Task to carry out:
Could you return every one of the rows below, character for character and unchanged?

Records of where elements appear

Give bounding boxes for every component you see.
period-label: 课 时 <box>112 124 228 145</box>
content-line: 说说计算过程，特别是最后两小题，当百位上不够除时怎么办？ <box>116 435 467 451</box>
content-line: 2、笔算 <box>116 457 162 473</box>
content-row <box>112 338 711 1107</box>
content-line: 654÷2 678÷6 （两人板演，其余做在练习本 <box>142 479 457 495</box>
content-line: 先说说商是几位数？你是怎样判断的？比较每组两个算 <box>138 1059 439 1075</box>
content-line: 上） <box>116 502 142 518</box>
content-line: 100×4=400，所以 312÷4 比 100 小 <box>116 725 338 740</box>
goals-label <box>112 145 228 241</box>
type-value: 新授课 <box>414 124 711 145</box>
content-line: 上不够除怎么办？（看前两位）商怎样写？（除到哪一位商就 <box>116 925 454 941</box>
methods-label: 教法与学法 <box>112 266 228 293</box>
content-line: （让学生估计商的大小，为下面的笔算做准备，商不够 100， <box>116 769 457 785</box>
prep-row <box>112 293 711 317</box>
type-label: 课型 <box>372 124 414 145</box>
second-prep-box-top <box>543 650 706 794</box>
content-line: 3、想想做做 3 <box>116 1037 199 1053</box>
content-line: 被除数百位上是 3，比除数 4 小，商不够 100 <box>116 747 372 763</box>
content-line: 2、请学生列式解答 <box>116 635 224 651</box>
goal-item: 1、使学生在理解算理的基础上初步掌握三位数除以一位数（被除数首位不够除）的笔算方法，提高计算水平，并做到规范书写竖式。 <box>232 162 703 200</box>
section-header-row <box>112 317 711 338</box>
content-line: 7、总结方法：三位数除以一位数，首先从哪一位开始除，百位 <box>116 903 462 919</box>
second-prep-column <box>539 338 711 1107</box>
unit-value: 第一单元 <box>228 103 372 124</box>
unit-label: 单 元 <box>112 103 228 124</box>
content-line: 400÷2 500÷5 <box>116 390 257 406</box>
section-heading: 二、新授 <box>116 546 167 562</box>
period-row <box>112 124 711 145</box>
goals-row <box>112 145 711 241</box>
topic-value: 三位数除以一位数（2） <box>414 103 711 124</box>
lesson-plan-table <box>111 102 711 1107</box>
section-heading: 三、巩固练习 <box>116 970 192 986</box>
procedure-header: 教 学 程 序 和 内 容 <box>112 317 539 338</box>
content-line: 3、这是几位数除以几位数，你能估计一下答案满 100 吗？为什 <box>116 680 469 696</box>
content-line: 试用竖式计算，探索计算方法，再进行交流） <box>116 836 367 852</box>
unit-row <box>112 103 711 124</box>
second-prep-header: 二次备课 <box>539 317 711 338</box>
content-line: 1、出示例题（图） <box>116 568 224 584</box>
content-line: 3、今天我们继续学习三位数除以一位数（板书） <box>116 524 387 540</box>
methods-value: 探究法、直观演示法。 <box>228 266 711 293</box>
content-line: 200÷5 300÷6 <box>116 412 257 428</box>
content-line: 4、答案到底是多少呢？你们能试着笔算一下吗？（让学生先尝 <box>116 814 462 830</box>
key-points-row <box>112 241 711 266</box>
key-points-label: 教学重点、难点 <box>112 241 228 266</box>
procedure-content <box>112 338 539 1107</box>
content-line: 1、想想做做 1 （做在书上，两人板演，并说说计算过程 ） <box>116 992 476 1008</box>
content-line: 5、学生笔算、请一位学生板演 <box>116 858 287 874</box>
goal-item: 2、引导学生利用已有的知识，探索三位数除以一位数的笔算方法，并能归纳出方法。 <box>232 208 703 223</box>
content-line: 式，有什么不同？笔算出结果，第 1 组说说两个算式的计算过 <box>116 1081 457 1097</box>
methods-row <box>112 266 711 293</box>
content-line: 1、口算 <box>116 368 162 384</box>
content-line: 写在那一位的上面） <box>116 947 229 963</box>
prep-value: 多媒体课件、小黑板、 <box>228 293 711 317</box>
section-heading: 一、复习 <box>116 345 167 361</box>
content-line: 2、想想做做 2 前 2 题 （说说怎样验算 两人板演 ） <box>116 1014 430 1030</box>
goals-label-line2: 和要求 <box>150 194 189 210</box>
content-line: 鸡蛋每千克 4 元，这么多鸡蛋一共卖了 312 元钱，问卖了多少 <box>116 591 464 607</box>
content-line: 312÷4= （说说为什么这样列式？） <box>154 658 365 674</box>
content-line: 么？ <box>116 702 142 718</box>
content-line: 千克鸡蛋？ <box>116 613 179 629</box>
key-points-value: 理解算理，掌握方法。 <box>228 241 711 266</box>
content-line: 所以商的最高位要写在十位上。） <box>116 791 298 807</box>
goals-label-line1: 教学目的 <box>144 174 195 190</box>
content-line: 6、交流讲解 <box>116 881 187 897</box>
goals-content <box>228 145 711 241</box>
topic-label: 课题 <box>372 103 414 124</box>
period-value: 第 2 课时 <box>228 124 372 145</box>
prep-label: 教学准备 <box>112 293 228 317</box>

Solution for this task:
Give bounding boxes for every component you see.
period-label: 课 时 <box>112 124 228 145</box>
content-line: 说说计算过程，特别是最后两小题，当百位上不够除时怎么办？ <box>116 435 467 451</box>
content-line: 2、笔算 <box>116 457 162 473</box>
content-row <box>112 338 711 1107</box>
content-line: 654÷2 678÷6 （两人板演，其余做在练习本 <box>142 479 457 495</box>
content-line: 先说说商是几位数？你是怎样判断的？比较每组两个算 <box>138 1059 439 1075</box>
content-line: 上） <box>116 502 142 518</box>
content-line: 100×4=400，所以 312÷4 比 100 小 <box>116 725 338 740</box>
goals-label <box>112 145 228 241</box>
type-value: 新授课 <box>414 124 711 145</box>
content-line: 上不够除怎么办？（看前两位）商怎样写？（除到哪一位商就 <box>116 925 454 941</box>
methods-label: 教法与学法 <box>112 266 228 293</box>
content-line: （让学生估计商的大小，为下面的笔算做准备，商不够 100， <box>116 769 457 785</box>
prep-row <box>112 293 711 317</box>
type-label: 课型 <box>372 124 414 145</box>
second-prep-box-top <box>543 650 706 794</box>
content-line: 3、想想做做 3 <box>116 1037 199 1053</box>
content-line: 被除数百位上是 3，比除数 4 小，商不够 100 <box>116 747 372 763</box>
content-line: 2、请学生列式解答 <box>116 635 224 651</box>
goal-item: 1、使学生在理解算理的基础上初步掌握三位数除以一位数（被除数首位不够除）的笔算方法，提高计算水平，并做到规范书写竖式。 <box>232 162 703 200</box>
section-header-row <box>112 317 711 338</box>
content-line: 7、总结方法：三位数除以一位数，首先从哪一位开始除，百位 <box>116 903 462 919</box>
second-prep-column <box>539 338 711 1107</box>
unit-value: 第一单元 <box>228 103 372 124</box>
unit-label: 单 元 <box>112 103 228 124</box>
content-line: 400÷2 500÷5 <box>116 390 257 406</box>
section-heading: 二、新授 <box>116 546 167 562</box>
period-row <box>112 124 711 145</box>
goals-row <box>112 145 711 241</box>
topic-value: 三位数除以一位数（2） <box>414 103 711 124</box>
lesson-plan-table <box>111 102 711 1107</box>
section-heading: 三、巩固练习 <box>116 970 192 986</box>
procedure-header: 教 学 程 序 和 内 容 <box>112 317 539 338</box>
content-line: 3、这是几位数除以几位数，你能估计一下答案满 100 吗？为什 <box>116 680 469 696</box>
content-line: 试用竖式计算，探索计算方法，再进行交流） <box>116 836 367 852</box>
unit-row <box>112 103 711 124</box>
second-prep-header: 二次备课 <box>539 317 711 338</box>
content-line: 1、出示例题（图） <box>116 568 224 584</box>
content-line: 3、今天我们继续学习三位数除以一位数（板书） <box>116 524 387 540</box>
methods-value: 探究法、直观演示法。 <box>228 266 711 293</box>
content-line: 200÷5 300÷6 <box>116 412 257 428</box>
content-line: 4、答案到底是多少呢？你们能试着笔算一下吗？（让学生先尝 <box>116 814 462 830</box>
key-points-row <box>112 241 711 266</box>
key-points-label: 教学重点、难点 <box>112 241 228 266</box>
procedure-content <box>112 338 539 1107</box>
content-line: 1、想想做做 1 （做在书上，两人板演，并说说计算过程 ） <box>116 992 476 1008</box>
content-line: 5、学生笔算、请一位学生板演 <box>116 858 287 874</box>
goal-item: 2、引导学生利用已有的知识，探索三位数除以一位数的笔算方法，并能归纳出方法。 <box>232 208 703 223</box>
content-line: 式，有什么不同？笔算出结果，第 1 组说说两个算式的计算过 <box>116 1081 457 1097</box>
methods-row <box>112 266 711 293</box>
content-line: 1、口算 <box>116 368 162 384</box>
content-line: 写在那一位的上面） <box>116 947 229 963</box>
prep-value: 多媒体课件、小黑板、 <box>228 293 711 317</box>
section-heading: 一、复习 <box>116 345 167 361</box>
content-line: 2、想想做做 2 前 2 题 （说说怎样验算 两人板演 ） <box>116 1014 430 1030</box>
goals-label-line2: 和要求 <box>150 194 189 210</box>
content-line: 鸡蛋每千克 4 元，这么多鸡蛋一共卖了 312 元钱，问卖了多少 <box>116 591 464 607</box>
content-line: 312÷4= （说说为什么这样列式？） <box>154 658 365 674</box>
content-line: 么？ <box>116 702 142 718</box>
content-line: 千克鸡蛋？ <box>116 613 179 629</box>
key-points-value: 理解算理，掌握方法。 <box>228 241 711 266</box>
content-line: 所以商的最高位要写在十位上。） <box>116 791 298 807</box>
goals-label-line1: 教学目的 <box>144 174 195 190</box>
content-line: 6、交流讲解 <box>116 881 187 897</box>
goals-content <box>228 145 711 241</box>
topic-label: 课题 <box>372 103 414 124</box>
period-value: 第 2 课时 <box>228 124 372 145</box>
prep-label: 教学准备 <box>112 293 228 317</box>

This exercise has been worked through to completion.